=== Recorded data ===
::::
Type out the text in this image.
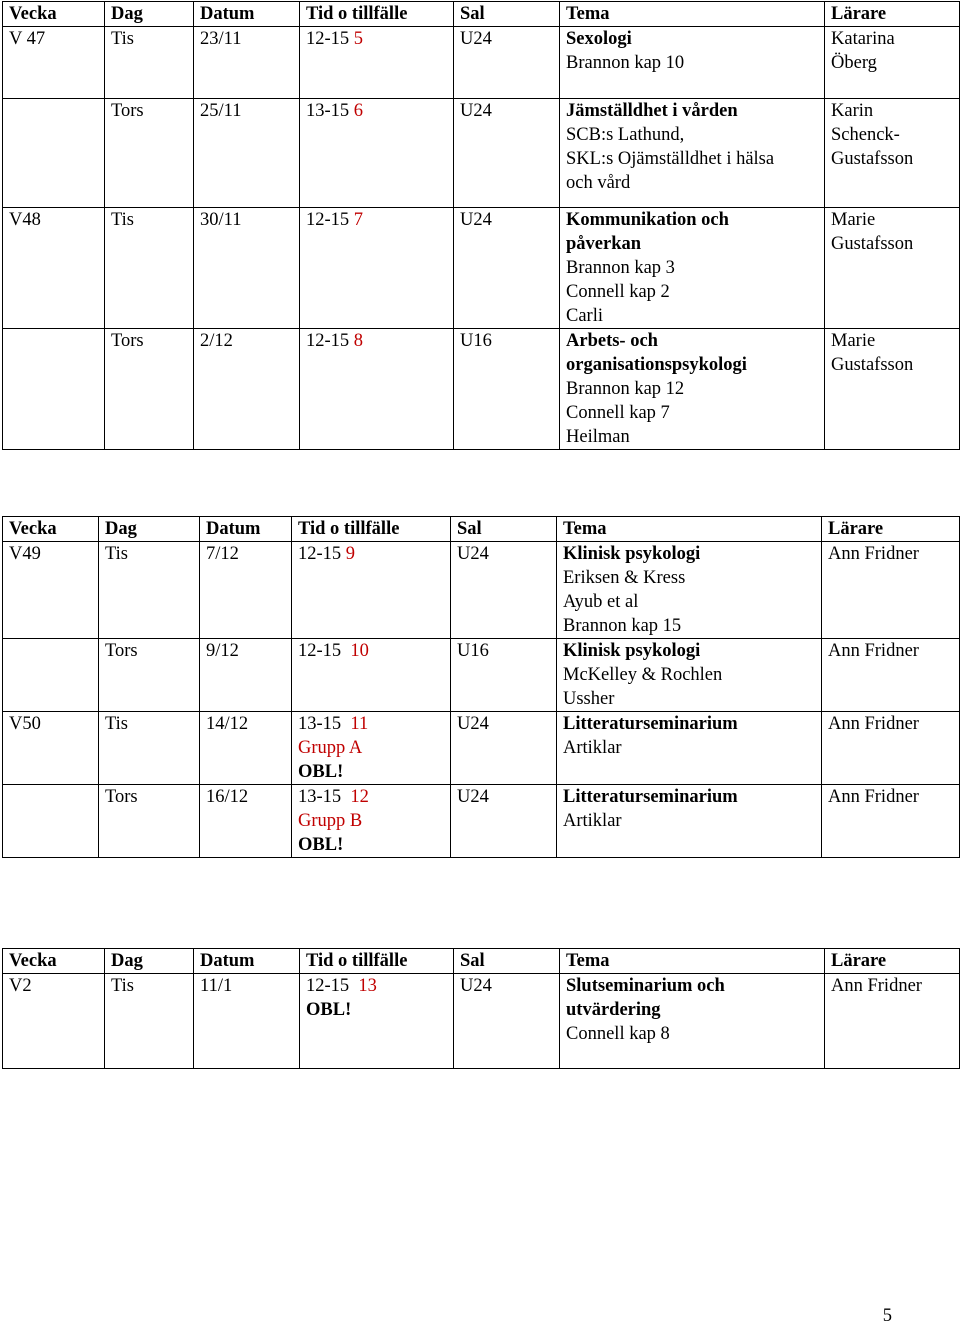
Vecka	Dag	Datum	Tid o tillfälle	Sal	Tema	Lärare
V 47	Tis	23/11	12-15 5	U24	Sexologi
Brannon kap 10	Katarina
Öberg

	Tors	25/11	13-15 6	U24	Jämställdhet i vården
SCB:s Lathund,
SKL:s Ojämställdhet i hälsa
och vård	Karin
Schenck-
Gustafsson

V48	Tis	30/11	12-15 7	U24	Kommunikation och påverkan
Brannon kap 3
Connell kap 2
Carli	Marie
Gustafsson

	Tors	2/12	12-15 8	U16	Arbets- och organisationspsykologi
Brannon kap 12
Connell kap 7
Heilman	Marie
Gustafsson
Vecka	Dag	Datum	Tid o tillfälle	Sal	Tema	Lärare
V49	Tis	7/12	12-15 9	U24	Klinisk psykologi
Eriksen & Kress
Ayub et al
Brannon kap 15	Ann Fridner
	Tors	9/12	12-15 10	U16	Klinisk psykologi
McKelley & Rochlen
Ussher	Ann Fridner
V50	Tis	14/12	13-15 11
Grupp A
OBL!	U24	Litteraturseminarium
Artiklar	Ann Fridner
	Tors	16/12	13-15 12
Grupp B
OBL!	U24	Litteraturseminarium
Artiklar	Ann Fridner
Vecka	Dag	Datum	Tid o tillfälle	Sal	Tema	Lärare
V2	Tis	11/1	12-15 13
OBL!	U24	Slutseminarium och utvärdering
Connell kap 8	Ann Fridner
5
::::
=== Your goal ===
Repeat the material above in full and exactly, omitting the pictures.

=== Task output ===
Type out the text in this image.
Vecka	Dag	Datum	Tid o tillfälle	Sal	Tema	Lärare
V 47	Tis	23/11	12-15 5	U24	Sexologi
Brannon kap 10	Katarina
Öberg

	Tors	25/11	13-15 6	U24	Jämställdhet i vården
SCB:s Lathund,
SKL:s Ojämställdhet i hälsa
och vård	Karin
Schenck-
Gustafsson

V48	Tis	30/11	12-15 7	U24	Kommunikation och påverkan
Brannon kap 3
Connell kap 2
Carli	Marie
Gustafsson

	Tors	2/12	12-15 8	U16	Arbets- och organisationspsykologi
Brannon kap 12
Connell kap 7
Heilman	Marie
Gustafsson
Vecka	Dag	Datum	Tid o tillfälle	Sal	Tema	Lärare
V49	Tis	7/12	12-15 9	U24	Klinisk psykologi
Eriksen & Kress
Ayub et al
Brannon kap 15	Ann Fridner
	Tors	9/12	12-15 10	U16	Klinisk psykologi
McKelley & Rochlen
Ussher	Ann Fridner
V50	Tis	14/12	13-15 11
Grupp A
OBL!	U24	Litteraturseminarium
Artiklar	Ann Fridner
	Tors	16/12	13-15 12
Grupp B
OBL!	U24	Litteraturseminarium
Artiklar	Ann Fridner
Vecka	Dag	Datum	Tid o tillfälle	Sal	Tema	Lärare
V2	Tis	11/1	12-15 13
OBL!	U24	Slutseminarium och utvärdering
Connell kap 8	Ann Fridner
5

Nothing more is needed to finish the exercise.